PROBLEM DETAILS: Locate all lines in the data below that hold "一种高性能C型耐磨球阀" and show them.

** Start of DATA TO USE **

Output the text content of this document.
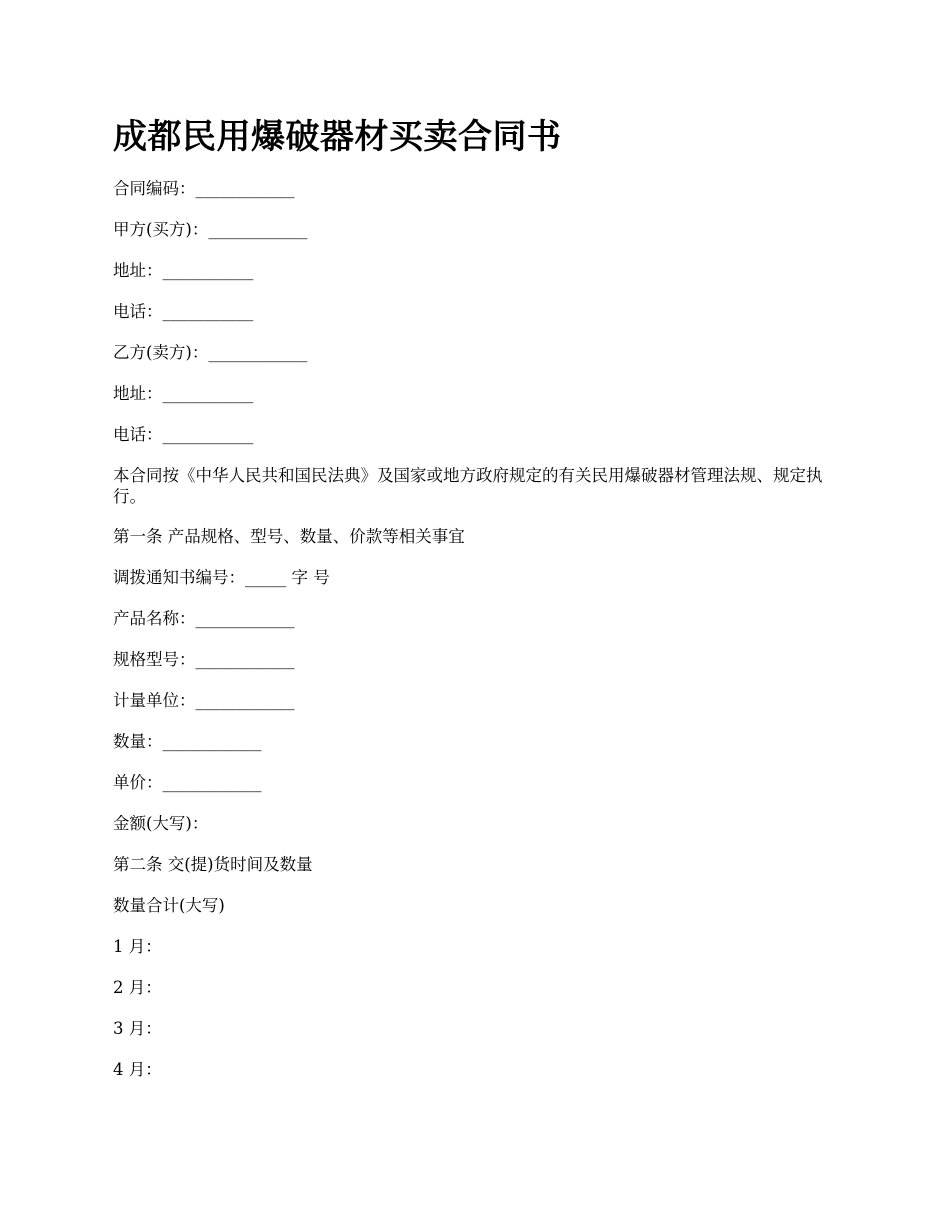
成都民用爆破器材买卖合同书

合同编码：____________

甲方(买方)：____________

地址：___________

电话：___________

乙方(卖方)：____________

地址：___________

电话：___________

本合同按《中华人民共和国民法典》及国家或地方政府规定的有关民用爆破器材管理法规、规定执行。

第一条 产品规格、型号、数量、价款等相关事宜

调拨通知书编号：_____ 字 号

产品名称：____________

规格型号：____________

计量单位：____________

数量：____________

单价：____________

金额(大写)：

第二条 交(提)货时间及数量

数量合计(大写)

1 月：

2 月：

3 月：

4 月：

** End of DATA TO USE **
** Start of DATA TO USE **

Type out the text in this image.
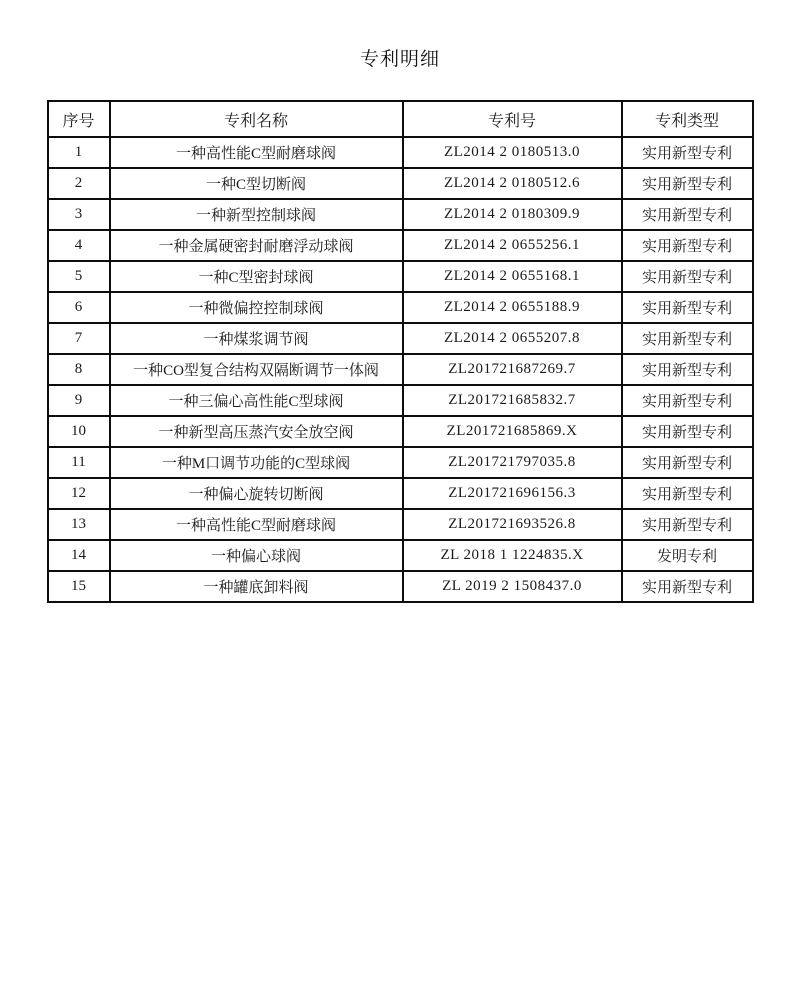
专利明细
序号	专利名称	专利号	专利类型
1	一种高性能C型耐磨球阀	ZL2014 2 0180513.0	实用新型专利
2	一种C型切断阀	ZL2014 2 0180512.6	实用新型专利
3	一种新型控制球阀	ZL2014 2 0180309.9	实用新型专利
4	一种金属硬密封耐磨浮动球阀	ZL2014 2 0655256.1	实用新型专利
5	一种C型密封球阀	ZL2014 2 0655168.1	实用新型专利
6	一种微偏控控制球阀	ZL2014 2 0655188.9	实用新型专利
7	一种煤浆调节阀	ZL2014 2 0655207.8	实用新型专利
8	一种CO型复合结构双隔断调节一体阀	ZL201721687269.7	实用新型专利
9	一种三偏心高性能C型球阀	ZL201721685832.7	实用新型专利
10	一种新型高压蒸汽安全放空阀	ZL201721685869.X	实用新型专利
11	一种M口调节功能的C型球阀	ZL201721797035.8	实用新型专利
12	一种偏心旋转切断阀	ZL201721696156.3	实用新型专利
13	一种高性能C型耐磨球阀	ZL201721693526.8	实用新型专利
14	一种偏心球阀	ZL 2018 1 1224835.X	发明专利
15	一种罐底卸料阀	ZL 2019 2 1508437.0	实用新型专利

** End of DATA TO USE **

SOLUTION BELOW:
1	一种高性能C型耐磨球阀	ZL2014 2 0180513.0	实用新型专利
13	一种高性能C型耐磨球阀	ZL201721693526.8	实用新型专利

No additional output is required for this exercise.